§ EXTRACT PROVIDED
Posted by srikanth
on March 10, 2005 at 1:04 PM PST
When was the last time you manually copied data from a Struts Form into a Value Object?
Copying data from one object to another is typically achieved with Commons BeanUtils. However if the source and target object have different structure and different attribute names, BeanUtils cannot do much.
That's where you will fnd OTOM framework helpful. OTOM lets you graphically map one class to another in a Swing UI and create napping metadata. The mapping source code can be then generated using an Ant task at build time. Sounds useful..? Take a look - http://otom.dev.java.net
Enterprise applications are all about data manipulation. Data flows through the system from one tier to another.
Consider a typical J2EE application built using Struts. The user fills out the HTML Form. The data makes its way into a Action Form. The they are copied into Value Objects using Value Object Assemblers (or DTO Assemblers). Then the data is copied into Entity EJBs (if used) and are persisted. The whole process is reversed when user retrieves data.

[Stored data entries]
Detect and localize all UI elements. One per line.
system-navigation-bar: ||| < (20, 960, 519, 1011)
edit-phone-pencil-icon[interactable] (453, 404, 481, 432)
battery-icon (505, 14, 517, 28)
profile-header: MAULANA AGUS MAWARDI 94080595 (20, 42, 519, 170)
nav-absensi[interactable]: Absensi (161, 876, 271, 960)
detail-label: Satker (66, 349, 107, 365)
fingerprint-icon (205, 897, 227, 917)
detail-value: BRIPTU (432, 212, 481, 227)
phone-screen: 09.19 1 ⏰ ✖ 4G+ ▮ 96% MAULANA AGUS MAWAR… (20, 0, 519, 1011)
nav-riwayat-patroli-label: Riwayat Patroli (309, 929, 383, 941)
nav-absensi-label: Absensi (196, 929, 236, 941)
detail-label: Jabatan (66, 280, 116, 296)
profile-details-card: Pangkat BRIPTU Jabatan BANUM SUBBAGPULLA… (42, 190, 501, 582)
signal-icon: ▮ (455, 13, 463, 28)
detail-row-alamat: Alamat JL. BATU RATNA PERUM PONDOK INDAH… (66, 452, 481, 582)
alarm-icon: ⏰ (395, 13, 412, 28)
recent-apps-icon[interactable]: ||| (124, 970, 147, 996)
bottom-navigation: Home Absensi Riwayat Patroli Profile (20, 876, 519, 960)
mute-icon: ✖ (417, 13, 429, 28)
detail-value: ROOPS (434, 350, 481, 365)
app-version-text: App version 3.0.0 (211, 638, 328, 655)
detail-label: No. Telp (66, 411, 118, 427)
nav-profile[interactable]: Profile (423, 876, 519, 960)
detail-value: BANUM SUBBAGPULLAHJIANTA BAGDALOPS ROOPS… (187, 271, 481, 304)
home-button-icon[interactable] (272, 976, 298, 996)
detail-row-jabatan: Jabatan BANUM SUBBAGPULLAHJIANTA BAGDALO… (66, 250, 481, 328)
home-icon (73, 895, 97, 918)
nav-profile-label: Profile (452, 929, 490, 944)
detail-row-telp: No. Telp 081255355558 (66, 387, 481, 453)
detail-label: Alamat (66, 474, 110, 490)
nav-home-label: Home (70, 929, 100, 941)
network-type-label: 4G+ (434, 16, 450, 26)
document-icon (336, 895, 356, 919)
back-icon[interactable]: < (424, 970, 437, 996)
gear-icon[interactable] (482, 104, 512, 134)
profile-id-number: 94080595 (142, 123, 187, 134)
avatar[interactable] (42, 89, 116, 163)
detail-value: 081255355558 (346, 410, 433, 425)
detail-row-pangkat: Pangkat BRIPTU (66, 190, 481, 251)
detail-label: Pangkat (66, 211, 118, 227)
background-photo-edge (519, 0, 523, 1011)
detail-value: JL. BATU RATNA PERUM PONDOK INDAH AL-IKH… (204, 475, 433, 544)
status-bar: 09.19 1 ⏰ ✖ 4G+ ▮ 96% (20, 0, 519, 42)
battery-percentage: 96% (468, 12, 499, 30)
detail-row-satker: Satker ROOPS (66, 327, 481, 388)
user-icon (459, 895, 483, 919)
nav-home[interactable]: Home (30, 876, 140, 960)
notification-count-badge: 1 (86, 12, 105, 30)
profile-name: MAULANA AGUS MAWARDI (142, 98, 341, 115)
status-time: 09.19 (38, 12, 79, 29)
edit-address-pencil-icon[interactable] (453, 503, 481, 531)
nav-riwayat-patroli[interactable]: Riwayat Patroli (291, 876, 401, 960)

§ PROBLEM DESCRIPTION
Carry on the post about mapping data between Java objects with OTOM, starting right after its last sentence. The lines stand apart from the post and are separate material.

§ RESULT OF THE TASK
Traditionally value object assemblers are hand coded. More recently Commons BeanUtils has been used to simplify this tedious and errorprone task of copying data from one object to another. Remember BeanUtils.copyProperties()... However, BeanUtils have some important limitations.
BeanUtils can automatically copy (and convert) properties between objects, when the names of the properties are same between source and target objects. In large projects, this happens a lot as the web tier objects do not match persistence objects in both name and structure simply because they were developed by different groups.
BeanUtils package provides PropertyUtils class that can copy any property between source and target. However you have to explicitly invoke PropertyUtils.getProperty() and PropertyUtils.setProperty(). This works very well in many scenarios (like generic frameworks for example.), but doesn't work when you have to copy data between objects in the absence of mapping metadata. This would be almost like coding target.setXXX(source.getXXX()).
BeanUtils (actually ConvertUtils class) can only convert from String to primitives (such as int, boolean) and basic java.lang objects (such as Integer, String) and vice versa. and nothing else. If you want to convert from java.sql.Timestamp to long (say) or foo.bar.Blah to java.util.Date, you simply cannot. The only extensibility in BeanUtils is to write custom converter from String to foo.bar.Blah and vice versa.
If you are facing a scanarios like one of the following a new framework called OTOM (stands for Object To Object Maping - pronounced as Autumn :-D ) can be a big help.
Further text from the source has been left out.